*Prompt:* Repeat every line of the data exactly, but not the pictures.

*Provided data:*

----------------

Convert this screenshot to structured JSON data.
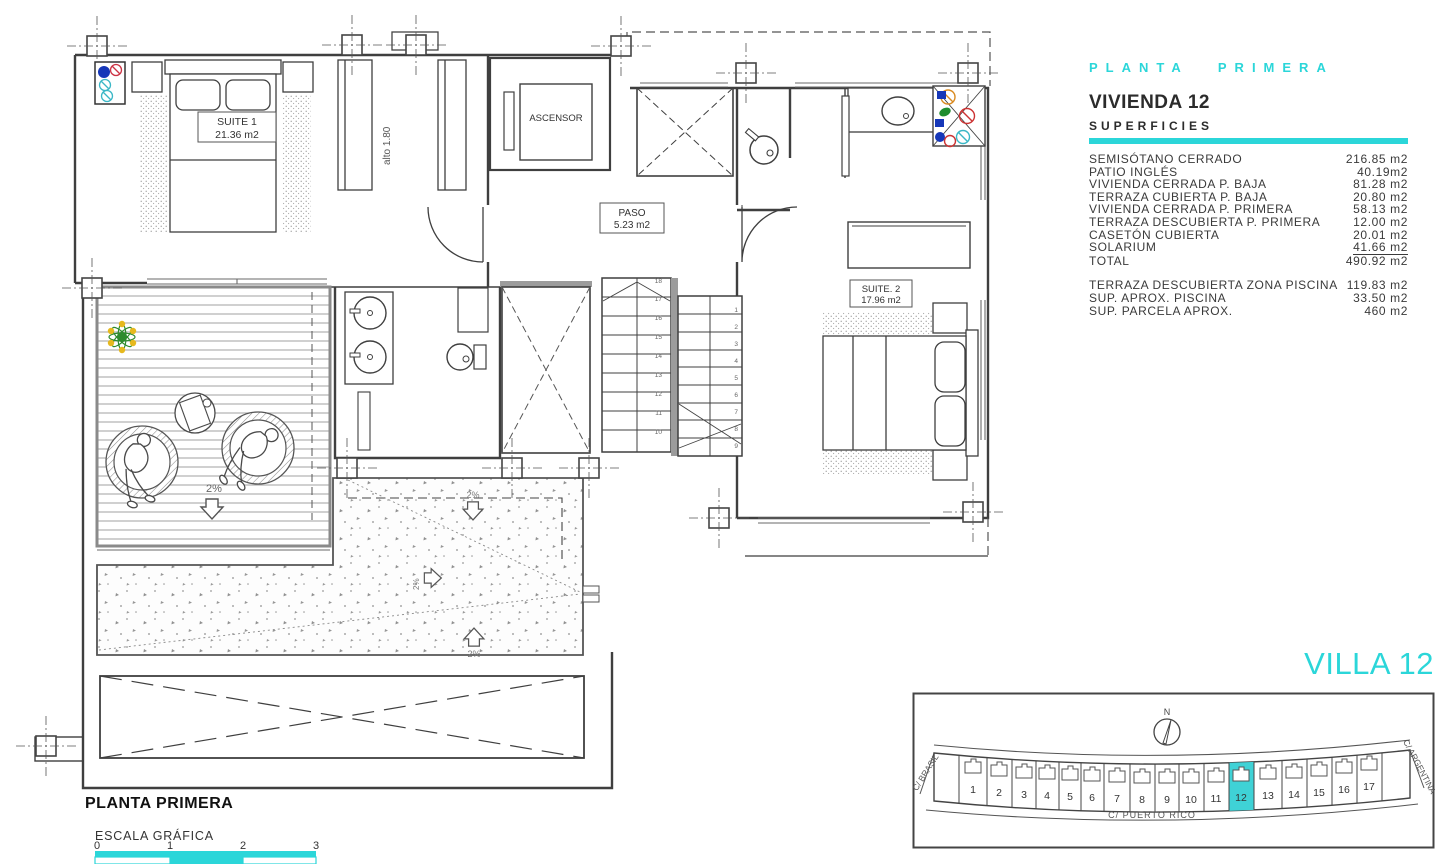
{
  "panel": {
    "title": "PLANTA PRIMERA",
    "vivienda": "VIVIENDA 12",
    "superficies": "SUPERFICIES",
    "rows": [
      {
        "label": "SEMISÓTANO CERRADO",
        "value": "216.85 m2"
      },
      {
        "label": "PATIO INGLÉS",
        "value": "40.19m2"
      },
      {
        "label": "VIVIENDA CERRADA P. BAJA",
        "value": "81.28 m2"
      },
      {
        "label": "TERRAZA CUBIERTA P. BAJA",
        "value": "20.80 m2"
      },
      {
        "label": "VIVIENDA CERRADA P. PRIMERA",
        "value": "58.13 m2"
      },
      {
        "label": "TERRAZA DESCUBIERTA P. PRIMERA",
        "value": "12.00 m2"
      },
      {
        "label": "CASETÓN CUBIERTA",
        "value": "20.01 m2"
      },
      {
        "label": "SOLARIUM",
        "value": "41.66 m2"
      },
      {
        "label": "TOTAL",
        "value": "490.92 m2"
      }
    ],
    "rows_secondary": [
      {
        "label": "TERRAZA DESCUBIERTA ZONA PISCINA",
        "value": "119.83 m2"
      },
      {
        "label": "SUP. APROX. PISCINA",
        "value": "33.50 m2"
      },
      {
        "label": "SUP. PARCELA APROX.",
        "value": "460 m2"
      }
    ]
  },
  "plan": {
    "suite1_name": "SUITE 1",
    "suite1_area": "21.36 m2",
    "suite2_name": "SUITE. 2",
    "suite2_area": "17.96 m2",
    "paso_name": "PASO",
    "paso_area": "5.23 m2",
    "ascensor": "ASCENSOR",
    "alto": "alto 1.80",
    "slope": "2%",
    "stairs_left": [
      "18",
      "17",
      "16",
      "15",
      "14",
      "13",
      "12",
      "11",
      "10"
    ],
    "stairs_right": [
      "1",
      "2",
      "3",
      "4",
      "5",
      "6",
      "7",
      "8",
      "9"
    ],
    "footer_title": "PLANTA PRIMERA",
    "scale_label": "ESCALA GRÁFICA",
    "scale_ticks": [
      "0",
      "1",
      "2",
      "3"
    ]
  },
  "siteplan": {
    "heading": "VILLA 12",
    "compass": "N",
    "street_left": "C/  BRASIL",
    "street_right": "C/  ARGENTINA",
    "street_bottom": "C/  PUERTO RICO",
    "plots": [
      "1",
      "2",
      "3",
      "4",
      "5",
      "6",
      "7",
      "8",
      "9",
      "10",
      "11",
      "12",
      "13",
      "14",
      "15",
      "16",
      "17"
    ],
    "highlighted_plot": "12"
  },
  "colors": {
    "accent": "#2bd6d9",
    "line": "#3f3f3f",
    "highlight_fill": "#3fd2d6"
  }
}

----------------

*Reply to the exercise:*
Convert this screenshot to structured JSON data.
{
  "panel": {
    "title": "PLANTA PRIMERA",
    "vivienda": "VIVIENDA 12",
    "superficies": "SUPERFICIES",
    "rows": [
      {
        "label": "SEMISÓTANO CERRADO",
        "value": "216.85 m2"
      },
      {
        "label": "PATIO INGLÉS",
        "value": "40.19m2"
      },
      {
        "label": "VIVIENDA CERRADA P. BAJA",
        "value": "81.28 m2"
      },
      {
        "label": "TERRAZA CUBIERTA P. BAJA",
        "value": "20.80 m2"
      },
      {
        "label": "VIVIENDA CERRADA P. PRIMERA",
        "value": "58.13 m2"
      },
      {
        "label": "TERRAZA DESCUBIERTA P. PRIMERA",
        "value": "12.00 m2"
      },
      {
        "label": "CASETÓN CUBIERTA",
        "value": "20.01 m2"
      },
      {
        "label": "SOLARIUM",
        "value": "41.66 m2"
      },
      {
        "label": "TOTAL",
        "value": "490.92 m2"
      }
    ],
    "rows_secondary": [
      {
        "label": "TERRAZA DESCUBIERTA ZONA PISCINA",
        "value": "119.83 m2"
      },
      {
        "label": "SUP. APROX. PISCINA",
        "value": "33.50 m2"
      },
      {
        "label": "SUP. PARCELA APROX.",
        "value": "460 m2"
      }
    ]
  },
  "plan": {
    "suite1_name": "SUITE 1",
    "suite1_area": "21.36 m2",
    "suite2_name": "SUITE. 2",
    "suite2_area": "17.96 m2",
    "paso_name": "PASO",
    "paso_area": "5.23 m2",
    "ascensor": "ASCENSOR",
    "alto": "alto 1.80",
    "slope": "2%",
    "stairs_left": [
      "18",
      "17",
      "16",
      "15",
      "14",
      "13",
      "12",
      "11",
      "10"
    ],
    "stairs_right": [
      "1",
      "2",
      "3",
      "4",
      "5",
      "6",
      "7",
      "8",
      "9"
    ],
    "footer_title": "PLANTA PRIMERA",
    "scale_label": "ESCALA GRÁFICA",
    "scale_ticks": [
      "0",
      "1",
      "2",
      "3"
    ]
  },
  "siteplan": {
    "heading": "VILLA 12",
    "compass": "N",
    "street_left": "C/  BRASIL",
    "street_right": "C/  ARGENTINA",
    "street_bottom": "C/  PUERTO RICO",
    "plots": [
      "1",
      "2",
      "3",
      "4",
      "5",
      "6",
      "7",
      "8",
      "9",
      "10",
      "11",
      "12",
      "13",
      "14",
      "15",
      "16",
      "17"
    ],
    "highlighted_plot": "12"
  },
  "colors": {
    "accent": "#2bd6d9",
    "line": "#3f3f3f",
    "highlight_fill": "#3fd2d6"
  }
}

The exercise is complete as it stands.